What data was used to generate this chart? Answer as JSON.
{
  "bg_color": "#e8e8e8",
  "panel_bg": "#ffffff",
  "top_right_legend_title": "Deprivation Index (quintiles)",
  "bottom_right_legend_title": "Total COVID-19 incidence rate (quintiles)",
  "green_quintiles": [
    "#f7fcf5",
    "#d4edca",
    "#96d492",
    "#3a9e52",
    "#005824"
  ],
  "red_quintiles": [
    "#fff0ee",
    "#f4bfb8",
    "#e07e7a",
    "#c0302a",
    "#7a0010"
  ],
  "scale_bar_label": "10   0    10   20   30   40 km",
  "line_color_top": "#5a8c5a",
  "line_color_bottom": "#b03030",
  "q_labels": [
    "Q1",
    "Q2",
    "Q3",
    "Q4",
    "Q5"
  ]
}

## STATED PROBLEM
Nothing should be changed: write out all of the data as is.

## WORKED ANSWER
What data was used to generate this chart? Answer as JSON.
{
  "bg_color": "#e8e8e8",
  "panel_bg": "#ffffff",
  "top_right_legend_title": "Deprivation Index (quintiles)",
  "bottom_right_legend_title": "Total COVID-19 incidence rate (quintiles)",
  "green_quintiles": [
    "#f7fcf5",
    "#d4edca",
    "#96d492",
    "#3a9e52",
    "#005824"
  ],
  "red_quintiles": [
    "#fff0ee",
    "#f4bfb8",
    "#e07e7a",
    "#c0302a",
    "#7a0010"
  ],
  "scale_bar_label": "10   0    10   20   30   40 km",
  "line_color_top": "#5a8c5a",
  "line_color_bottom": "#b03030",
  "q_labels": [
    "Q1",
    "Q2",
    "Q3",
    "Q4",
    "Q5"
  ]
}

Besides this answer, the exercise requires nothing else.